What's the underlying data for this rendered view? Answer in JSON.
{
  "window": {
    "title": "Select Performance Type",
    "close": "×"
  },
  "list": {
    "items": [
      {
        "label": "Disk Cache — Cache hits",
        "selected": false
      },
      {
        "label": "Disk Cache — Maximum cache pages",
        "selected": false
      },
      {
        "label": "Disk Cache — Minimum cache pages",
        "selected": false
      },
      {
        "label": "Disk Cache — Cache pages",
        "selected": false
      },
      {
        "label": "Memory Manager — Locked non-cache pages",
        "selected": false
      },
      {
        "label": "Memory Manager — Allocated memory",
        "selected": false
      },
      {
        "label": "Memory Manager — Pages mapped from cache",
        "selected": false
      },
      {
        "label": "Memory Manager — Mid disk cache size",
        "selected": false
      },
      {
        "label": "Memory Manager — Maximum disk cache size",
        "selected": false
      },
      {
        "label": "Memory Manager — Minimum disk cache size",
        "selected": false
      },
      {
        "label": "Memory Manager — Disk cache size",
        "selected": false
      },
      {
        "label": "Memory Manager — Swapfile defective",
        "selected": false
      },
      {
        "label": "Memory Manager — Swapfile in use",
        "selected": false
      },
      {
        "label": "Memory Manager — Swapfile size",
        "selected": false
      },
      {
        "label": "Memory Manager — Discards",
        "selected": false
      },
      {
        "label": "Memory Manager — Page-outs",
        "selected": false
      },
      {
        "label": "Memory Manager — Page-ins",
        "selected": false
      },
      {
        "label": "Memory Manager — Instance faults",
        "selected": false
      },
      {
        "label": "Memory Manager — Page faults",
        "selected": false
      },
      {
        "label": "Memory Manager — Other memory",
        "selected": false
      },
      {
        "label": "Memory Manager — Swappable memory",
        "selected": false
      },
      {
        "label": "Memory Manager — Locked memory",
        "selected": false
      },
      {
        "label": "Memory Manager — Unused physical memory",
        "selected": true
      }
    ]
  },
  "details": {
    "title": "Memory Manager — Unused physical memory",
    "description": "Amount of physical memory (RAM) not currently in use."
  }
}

---

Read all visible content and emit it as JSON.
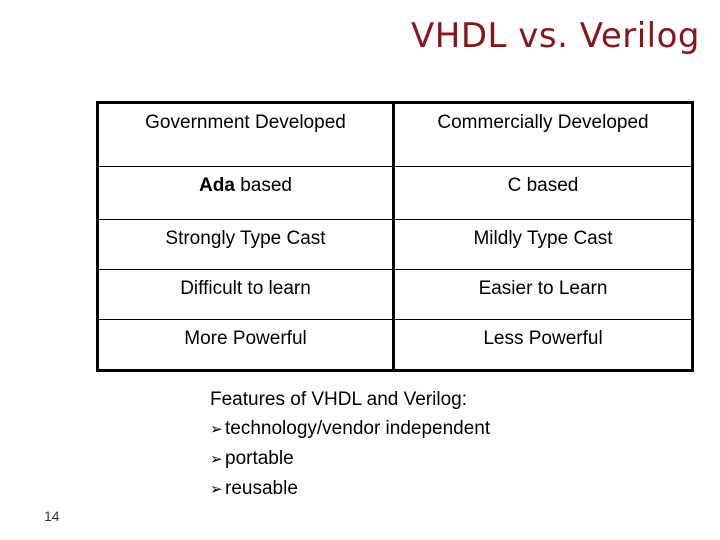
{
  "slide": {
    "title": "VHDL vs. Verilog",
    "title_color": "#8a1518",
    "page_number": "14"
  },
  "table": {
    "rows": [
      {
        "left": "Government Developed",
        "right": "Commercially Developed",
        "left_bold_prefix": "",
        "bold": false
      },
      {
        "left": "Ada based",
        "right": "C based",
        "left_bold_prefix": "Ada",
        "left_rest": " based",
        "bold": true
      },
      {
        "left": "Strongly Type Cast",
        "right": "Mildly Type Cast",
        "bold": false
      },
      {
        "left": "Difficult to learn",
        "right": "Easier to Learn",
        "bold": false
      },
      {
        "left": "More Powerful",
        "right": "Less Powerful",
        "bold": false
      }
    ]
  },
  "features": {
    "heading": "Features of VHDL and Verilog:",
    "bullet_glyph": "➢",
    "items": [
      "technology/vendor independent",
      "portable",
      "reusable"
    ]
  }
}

* * *

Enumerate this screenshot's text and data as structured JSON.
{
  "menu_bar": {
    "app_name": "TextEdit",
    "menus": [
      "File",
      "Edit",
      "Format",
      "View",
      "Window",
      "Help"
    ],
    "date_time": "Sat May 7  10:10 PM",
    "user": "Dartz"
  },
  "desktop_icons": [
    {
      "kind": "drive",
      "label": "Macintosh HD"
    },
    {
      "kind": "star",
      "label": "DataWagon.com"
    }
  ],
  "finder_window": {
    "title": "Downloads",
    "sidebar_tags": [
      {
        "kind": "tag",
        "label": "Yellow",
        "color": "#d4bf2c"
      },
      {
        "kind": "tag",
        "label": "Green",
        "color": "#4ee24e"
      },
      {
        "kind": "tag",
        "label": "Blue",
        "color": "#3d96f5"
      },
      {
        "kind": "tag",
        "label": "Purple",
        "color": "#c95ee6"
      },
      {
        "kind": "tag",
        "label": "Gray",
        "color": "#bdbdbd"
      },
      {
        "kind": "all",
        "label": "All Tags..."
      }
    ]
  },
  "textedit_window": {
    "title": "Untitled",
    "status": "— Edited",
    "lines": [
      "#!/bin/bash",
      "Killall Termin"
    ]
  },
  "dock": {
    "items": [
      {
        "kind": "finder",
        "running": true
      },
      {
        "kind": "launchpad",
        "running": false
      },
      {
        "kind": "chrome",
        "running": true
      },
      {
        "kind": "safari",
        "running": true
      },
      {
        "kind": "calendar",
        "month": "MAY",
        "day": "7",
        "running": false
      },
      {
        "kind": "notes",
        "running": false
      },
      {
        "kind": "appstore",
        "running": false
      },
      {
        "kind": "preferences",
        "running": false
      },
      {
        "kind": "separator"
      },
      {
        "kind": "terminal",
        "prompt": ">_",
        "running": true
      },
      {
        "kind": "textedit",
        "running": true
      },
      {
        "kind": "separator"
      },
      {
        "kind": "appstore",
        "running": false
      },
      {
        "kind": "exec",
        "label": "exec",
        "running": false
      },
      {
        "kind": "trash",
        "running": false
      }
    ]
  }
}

* [Task instructions]:
Locate the word "Locked" in the data above. Copy every line carrying it.

* [Written response]:
        "label": "Memory Manager — Locked non-cache pages",
        "label": "Memory Manager — Locked memory",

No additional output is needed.